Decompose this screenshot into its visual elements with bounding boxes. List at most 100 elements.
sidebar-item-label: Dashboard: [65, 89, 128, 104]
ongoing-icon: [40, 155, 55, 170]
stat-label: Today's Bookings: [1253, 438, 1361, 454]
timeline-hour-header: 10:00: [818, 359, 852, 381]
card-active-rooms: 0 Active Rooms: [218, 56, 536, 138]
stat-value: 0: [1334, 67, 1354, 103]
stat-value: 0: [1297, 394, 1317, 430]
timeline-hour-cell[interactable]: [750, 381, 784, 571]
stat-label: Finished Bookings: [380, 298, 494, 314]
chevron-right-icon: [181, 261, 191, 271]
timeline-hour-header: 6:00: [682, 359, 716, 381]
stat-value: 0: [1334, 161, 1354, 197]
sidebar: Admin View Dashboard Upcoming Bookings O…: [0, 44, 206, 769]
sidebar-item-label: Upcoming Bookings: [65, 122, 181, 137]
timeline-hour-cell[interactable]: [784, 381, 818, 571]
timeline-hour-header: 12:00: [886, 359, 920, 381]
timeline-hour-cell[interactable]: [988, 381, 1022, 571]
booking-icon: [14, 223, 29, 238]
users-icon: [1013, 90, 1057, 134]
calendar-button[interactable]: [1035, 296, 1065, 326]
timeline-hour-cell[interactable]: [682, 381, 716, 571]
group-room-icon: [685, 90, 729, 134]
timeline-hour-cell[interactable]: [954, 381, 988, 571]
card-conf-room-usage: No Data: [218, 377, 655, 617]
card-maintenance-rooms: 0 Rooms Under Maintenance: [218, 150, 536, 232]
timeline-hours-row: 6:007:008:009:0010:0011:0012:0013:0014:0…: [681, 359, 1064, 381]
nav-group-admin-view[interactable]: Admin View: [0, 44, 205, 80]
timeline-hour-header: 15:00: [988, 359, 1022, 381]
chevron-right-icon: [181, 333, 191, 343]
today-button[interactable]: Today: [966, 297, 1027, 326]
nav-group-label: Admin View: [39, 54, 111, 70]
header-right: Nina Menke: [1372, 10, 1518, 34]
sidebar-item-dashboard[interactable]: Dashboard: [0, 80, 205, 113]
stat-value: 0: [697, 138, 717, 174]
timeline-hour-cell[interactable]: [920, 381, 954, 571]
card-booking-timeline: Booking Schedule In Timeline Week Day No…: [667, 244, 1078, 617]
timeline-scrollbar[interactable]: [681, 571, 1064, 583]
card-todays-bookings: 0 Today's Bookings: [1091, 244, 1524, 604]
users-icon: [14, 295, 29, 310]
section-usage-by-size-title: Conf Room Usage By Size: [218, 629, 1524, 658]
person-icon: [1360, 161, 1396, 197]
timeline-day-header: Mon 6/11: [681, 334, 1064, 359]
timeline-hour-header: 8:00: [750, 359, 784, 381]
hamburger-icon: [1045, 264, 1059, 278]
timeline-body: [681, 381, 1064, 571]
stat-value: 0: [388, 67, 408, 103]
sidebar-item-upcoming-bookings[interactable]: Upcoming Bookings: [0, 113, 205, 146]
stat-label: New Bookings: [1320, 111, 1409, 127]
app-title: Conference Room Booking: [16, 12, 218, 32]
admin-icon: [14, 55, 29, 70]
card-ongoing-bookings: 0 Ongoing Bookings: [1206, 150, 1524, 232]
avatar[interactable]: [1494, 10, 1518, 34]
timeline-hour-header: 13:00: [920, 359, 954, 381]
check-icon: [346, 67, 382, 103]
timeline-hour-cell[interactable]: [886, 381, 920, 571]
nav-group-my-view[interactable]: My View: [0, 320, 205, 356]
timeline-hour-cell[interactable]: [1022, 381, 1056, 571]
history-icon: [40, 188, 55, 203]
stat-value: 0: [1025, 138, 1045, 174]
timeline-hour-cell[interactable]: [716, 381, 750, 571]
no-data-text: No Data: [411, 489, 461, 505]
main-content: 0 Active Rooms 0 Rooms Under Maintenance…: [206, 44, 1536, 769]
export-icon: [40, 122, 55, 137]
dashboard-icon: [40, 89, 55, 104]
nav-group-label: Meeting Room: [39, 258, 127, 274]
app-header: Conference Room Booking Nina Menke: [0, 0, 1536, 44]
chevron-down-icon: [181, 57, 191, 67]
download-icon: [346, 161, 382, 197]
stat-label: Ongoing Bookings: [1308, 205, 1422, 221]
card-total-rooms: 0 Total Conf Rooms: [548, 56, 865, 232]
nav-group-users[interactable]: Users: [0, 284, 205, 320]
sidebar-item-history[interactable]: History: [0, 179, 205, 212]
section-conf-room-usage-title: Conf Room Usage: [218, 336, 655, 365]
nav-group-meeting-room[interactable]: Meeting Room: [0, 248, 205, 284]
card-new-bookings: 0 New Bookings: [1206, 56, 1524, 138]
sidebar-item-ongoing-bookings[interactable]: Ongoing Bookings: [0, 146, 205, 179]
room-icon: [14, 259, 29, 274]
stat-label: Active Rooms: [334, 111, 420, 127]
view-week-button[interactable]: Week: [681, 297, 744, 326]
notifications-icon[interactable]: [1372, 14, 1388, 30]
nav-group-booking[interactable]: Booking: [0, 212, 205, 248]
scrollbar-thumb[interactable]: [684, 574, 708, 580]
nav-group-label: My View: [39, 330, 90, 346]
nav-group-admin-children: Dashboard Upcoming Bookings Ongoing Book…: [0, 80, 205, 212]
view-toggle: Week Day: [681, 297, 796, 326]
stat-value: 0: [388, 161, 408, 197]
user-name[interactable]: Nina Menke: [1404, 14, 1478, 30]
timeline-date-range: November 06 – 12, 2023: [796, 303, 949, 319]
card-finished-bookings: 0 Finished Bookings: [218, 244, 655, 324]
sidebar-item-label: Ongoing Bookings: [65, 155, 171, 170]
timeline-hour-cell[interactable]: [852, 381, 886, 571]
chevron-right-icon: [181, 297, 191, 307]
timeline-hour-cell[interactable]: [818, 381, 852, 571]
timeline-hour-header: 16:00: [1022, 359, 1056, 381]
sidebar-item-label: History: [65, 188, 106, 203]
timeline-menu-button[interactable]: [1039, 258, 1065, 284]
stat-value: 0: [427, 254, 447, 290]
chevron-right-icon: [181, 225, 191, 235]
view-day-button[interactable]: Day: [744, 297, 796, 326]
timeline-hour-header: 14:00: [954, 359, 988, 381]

■ ■ ■ ■ ■

• _WRITTEN PROBLEM_:
Extract every line from the records above that contains the string "Menke", reproducing each one in full.

• _THE SOLUTION_:
header-right: Nina Menke: [1372, 10, 1518, 34]
app-header: Conference Room Booking Nina Menke: [0, 0, 1536, 44]
user-name[interactable]: Nina Menke: [1404, 14, 1478, 30]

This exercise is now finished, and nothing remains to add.